[Extracts from a graphics dataset]

========================================================================

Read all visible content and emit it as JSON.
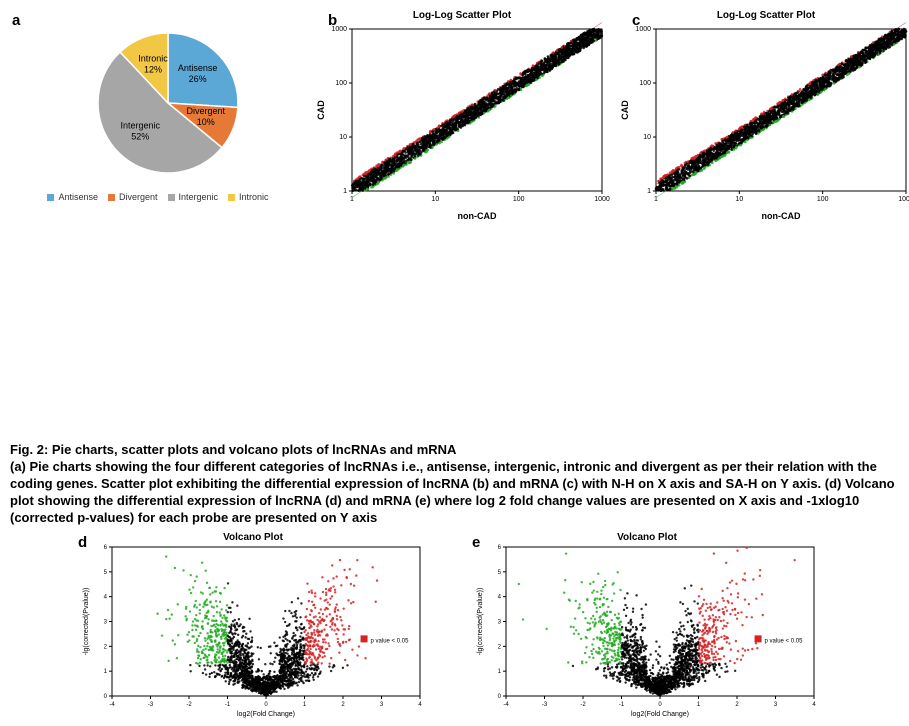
{
  "figure_label_title": "Fig. 2: Pie charts, scatter plots and volcano plots of  lncRNAs and mRNA",
  "figure_caption": "(a) Pie charts showing the four different categories of lncRNAs i.e., antisense, intergenic, intronic and divergent as per their relation with the coding genes. Scatter plot exhibiting the differential expression of lncRNA (b) and mRNA (c) with N-H on X axis and SA-H on Y axis. (d) Volcano plot showing the differential expression of lncRNA (d) and mRNA (e) where log 2 fold change values are presented on X axis and -1xlog10 (corrected p-values) for each probe are presented on Y axis",
  "panels": {
    "a": {
      "label": "a"
    },
    "b": {
      "label": "b",
      "title": "Log-Log Scatter Plot",
      "xlabel": "non-CAD",
      "ylabel": "CAD"
    },
    "c": {
      "label": "c",
      "title": "Log-Log Scatter Plot",
      "xlabel": "non-CAD",
      "ylabel": "CAD"
    },
    "d": {
      "label": "d",
      "title": "Volcano Plot",
      "xlabel": "log2(Fold Change)",
      "ylabel": "-lg(corrected(Pvalue))",
      "annot": "p value < 0.05"
    },
    "e": {
      "label": "e",
      "title": "Volcano Plot",
      "xlabel": "log2(Fold Change)",
      "ylabel": "-lg(corrected(Pvalue))",
      "annot": "p value < 0.05"
    }
  },
  "pie": {
    "type": "pie",
    "background_color": "#ffffff",
    "slices": [
      {
        "label": "Antisense",
        "percent": 26,
        "color": "#5ba7d6"
      },
      {
        "label": "Divergent",
        "percent": 10,
        "color": "#e67935"
      },
      {
        "label": "Intergenic",
        "percent": 52,
        "color": "#a6a6a6"
      },
      {
        "label": "Intronic",
        "percent": 12,
        "color": "#f2c744"
      }
    ],
    "label_fontsize": 9,
    "legend_position": "bottom"
  },
  "scatter_common": {
    "type": "scatter",
    "xscale": "log",
    "yscale": "log",
    "xlim": [
      1,
      1000
    ],
    "ylim": [
      1,
      1000
    ],
    "x_ticks": [
      1,
      10,
      100,
      1000
    ],
    "y_ticks": [
      1,
      10,
      100,
      1000
    ],
    "background_color": "#ffffff",
    "grid_color": "#000000",
    "label_fontsize": 9,
    "title_fontsize": 10,
    "seed_b": 11,
    "n_b": 2600,
    "seed_c": 29,
    "n_c": 2600,
    "colors": {
      "main": "#000000",
      "up": "#d62222",
      "down": "#22aa22"
    },
    "marker_size": 1.3
  },
  "volcano_common": {
    "type": "scatter",
    "xlim": [
      -4,
      4
    ],
    "ylim": [
      0,
      6
    ],
    "x_ticks": [
      -4,
      -3,
      -2,
      -1,
      0,
      1,
      2,
      3,
      4
    ],
    "y_ticks": [
      0,
      1,
      2,
      3,
      4,
      5,
      6
    ],
    "background_color": "#ffffff",
    "label_fontsize": 7,
    "title_fontsize": 10,
    "seed_d": 41,
    "n_d": 2400,
    "seed_e": 73,
    "n_e": 2400,
    "colors": {
      "main": "#000000",
      "up": "#d62222",
      "down": "#22aa22"
    },
    "sig_threshold_x": 1.0,
    "sig_threshold_y": 1.3,
    "marker_size": 1.2
  }
}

========================================================================

Task => Please restate the entries word for word, with all pictures left out.

Written reply =>
Read all visible content and emit it as JSON.
{
  "figure_label_title": "Fig. 2: Pie charts, scatter plots and volcano plots of  lncRNAs and mRNA",
  "figure_caption": "(a) Pie charts showing the four different categories of lncRNAs i.e., antisense, intergenic, intronic and divergent as per their relation with the coding genes. Scatter plot exhibiting the differential expression of lncRNA (b) and mRNA (c) with N-H on X axis and SA-H on Y axis. (d) Volcano plot showing the differential expression of lncRNA (d) and mRNA (e) where log 2 fold change values are presented on X axis and -1xlog10 (corrected p-values) for each probe are presented on Y axis",
  "panels": {
    "a": {
      "label": "a"
    },
    "b": {
      "label": "b",
      "title": "Log-Log Scatter Plot",
      "xlabel": "non-CAD",
      "ylabel": "CAD"
    },
    "c": {
      "label": "c",
      "title": "Log-Log Scatter Plot",
      "xlabel": "non-CAD",
      "ylabel": "CAD"
    },
    "d": {
      "label": "d",
      "title": "Volcano Plot",
      "xlabel": "log2(Fold Change)",
      "ylabel": "-lg(corrected(Pvalue))",
      "annot": "p value < 0.05"
    },
    "e": {
      "label": "e",
      "title": "Volcano Plot",
      "xlabel": "log2(Fold Change)",
      "ylabel": "-lg(corrected(Pvalue))",
      "annot": "p value < 0.05"
    }
  },
  "pie": {
    "type": "pie",
    "background_color": "#ffffff",
    "slices": [
      {
        "label": "Antisense",
        "percent": 26,
        "color": "#5ba7d6"
      },
      {
        "label": "Divergent",
        "percent": 10,
        "color": "#e67935"
      },
      {
        "label": "Intergenic",
        "percent": 52,
        "color": "#a6a6a6"
      },
      {
        "label": "Intronic",
        "percent": 12,
        "color": "#f2c744"
      }
    ],
    "label_fontsize": 9,
    "legend_position": "bottom"
  },
  "scatter_common": {
    "type": "scatter",
    "xscale": "log",
    "yscale": "log",
    "xlim": [
      1,
      1000
    ],
    "ylim": [
      1,
      1000
    ],
    "x_ticks": [
      1,
      10,
      100,
      1000
    ],
    "y_ticks": [
      1,
      10,
      100,
      1000
    ],
    "background_color": "#ffffff",
    "grid_color": "#000000",
    "label_fontsize": 9,
    "title_fontsize": 10,
    "seed_b": 11,
    "n_b": 2600,
    "seed_c": 29,
    "n_c": 2600,
    "colors": {
      "main": "#000000",
      "up": "#d62222",
      "down": "#22aa22"
    },
    "marker_size": 1.3
  },
  "volcano_common": {
    "type": "scatter",
    "xlim": [
      -4,
      4
    ],
    "ylim": [
      0,
      6
    ],
    "x_ticks": [
      -4,
      -3,
      -2,
      -1,
      0,
      1,
      2,
      3,
      4
    ],
    "y_ticks": [
      0,
      1,
      2,
      3,
      4,
      5,
      6
    ],
    "background_color": "#ffffff",
    "label_fontsize": 7,
    "title_fontsize": 10,
    "seed_d": 41,
    "n_d": 2400,
    "seed_e": 73,
    "n_e": 2400,
    "colors": {
      "main": "#000000",
      "up": "#d62222",
      "down": "#22aa22"
    },
    "sig_threshold_x": 1.0,
    "sig_threshold_y": 1.3,
    "marker_size": 1.2
  }
}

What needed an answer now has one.